EXERCISE DIRECTIONS:
Give an exact transcription of every line, dropping the images.

SUPPLIED RECORDS:
## BEGIN

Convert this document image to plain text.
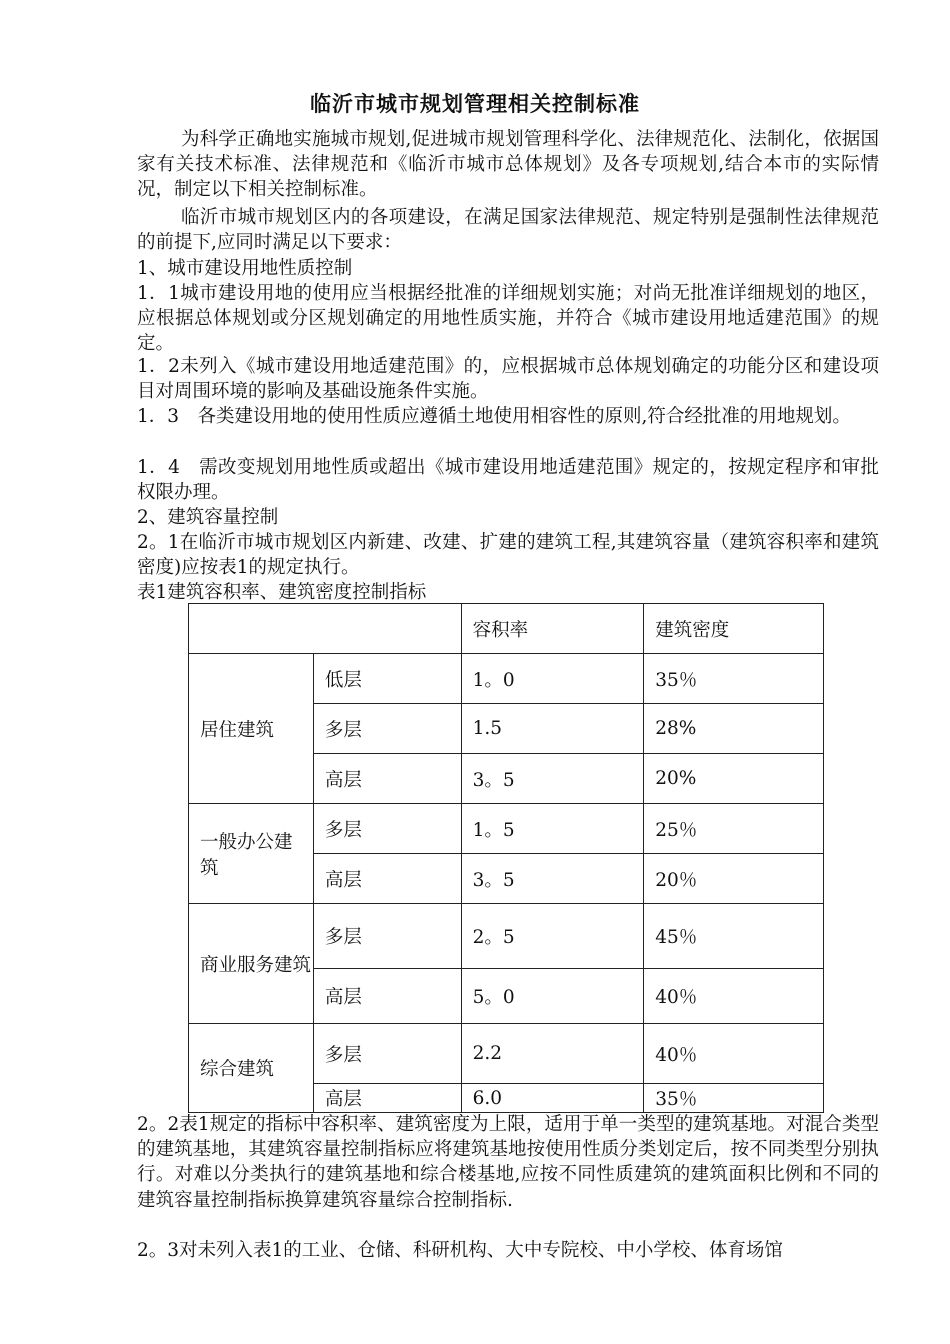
临沂市城市规划管理相关控制标准

为科学正确地实施城市规划,促进城市规划管理科学化、法律规范化、法制化，依据国家有关技术标准、法律规范和《临沂市城市总体规划》及各专项规划,结合本市的实际情况，制定以下相关控制标准。

临沂市城市规划区内的各项建设，在满足国家法律规范、规定特别是强制性法律规范的前提下,应同时满足以下要求：

1、城市建设用地性质控制

1．1城市建设用地的使用应当根据经批准的详细规划实施；对尚无批准详细规划的地区，应根据总体规划或分区规划确定的用地性质实施，并符合《城市建设用地适建范围》的规定。

1．2未列入《城市建设用地适建范围》的，应根据城市总体规划确定的功能分区和建设项目对周围环境的影响及基础设施条件实施。

1．3　各类建设用地的使用性质应遵循土地使用相容性的原则,符合经批准的用地规划。

1．4　需改变规划用地性质或超出《城市建设用地适建范围》规定的，按规定程序和审批权限办理。

2、建筑容量控制

2。1在临沂市城市规划区内新建、改建、扩建的建筑工程,其建筑容量（建筑容积率和建筑密度)应按表1的规定执行。

表1建筑容积率、建筑密度控制指标

		容积率	建筑密度
居住建筑	低层	1。0	35％
	多层	1.5	28%
	高层	3。5	20%
一般办公建　筑	多层	1。5	25％
	高层	3。5	20％
商业服务建筑	多层	2。5	45％
	高层	5。0	40％
综合建筑	多层	2.2	40％
	高层	6.0	35％

2。2表1规定的指标中容积率、建筑密度为上限，适用于单一类型的建筑基地。对混合类型的建筑基地，其建筑容量控制指标应将建筑基地按使用性质分类划定后，按不同类型分别执行。对难以分类执行的建筑基地和综合楼基地,应按不同性质建筑的建筑面积比例和不同的建筑容量控制指标换算建筑容量综合控制指标.

2。3对未列入表1的工业、仓储、科研机构、大中专院校、中小学校、体育场馆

## END

CORRECT RESPONSE:
Convert this document image to plain text.
临沂市城市规划管理相关控制标准

为科学正确地实施城市规划,促进城市规划管理科学化、法律规范化、法制化，依据国家有关技术标准、法律规范和《临沂市城市总体规划》及各专项规划,结合本市的实际情况，制定以下相关控制标准。

临沂市城市规划区内的各项建设，在满足国家法律规范、规定特别是强制性法律规范的前提下,应同时满足以下要求：

1、城市建设用地性质控制

1．1城市建设用地的使用应当根据经批准的详细规划实施；对尚无批准详细规划的地区，应根据总体规划或分区规划确定的用地性质实施，并符合《城市建设用地适建范围》的规定。

1．2未列入《城市建设用地适建范围》的，应根据城市总体规划确定的功能分区和建设项目对周围环境的影响及基础设施条件实施。

1．3　各类建设用地的使用性质应遵循土地使用相容性的原则,符合经批准的用地规划。

1．4　需改变规划用地性质或超出《城市建设用地适建范围》规定的，按规定程序和审批权限办理。

2、建筑容量控制

2。1在临沂市城市规划区内新建、改建、扩建的建筑工程,其建筑容量（建筑容积率和建筑密度)应按表1的规定执行。

表1建筑容积率、建筑密度控制指标

		容积率	建筑密度
居住建筑	低层	1。0	35％
	多层	1.5	28%
	高层	3。5	20%
一般办公建　筑	多层	1。5	25％
	高层	3。5	20％
商业服务建筑	多层	2。5	45％
	高层	5。0	40％
综合建筑	多层	2.2	40％
	高层	6.0	35％

2。2表1规定的指标中容积率、建筑密度为上限，适用于单一类型的建筑基地。对混合类型的建筑基地，其建筑容量控制指标应将建筑基地按使用性质分类划定后，按不同类型分别执行。对难以分类执行的建筑基地和综合楼基地,应按不同性质建筑的建筑面积比例和不同的建筑容量控制指标换算建筑容量综合控制指标.

2。3对未列入表1的工业、仓储、科研机构、大中专院校、中小学校、体育场馆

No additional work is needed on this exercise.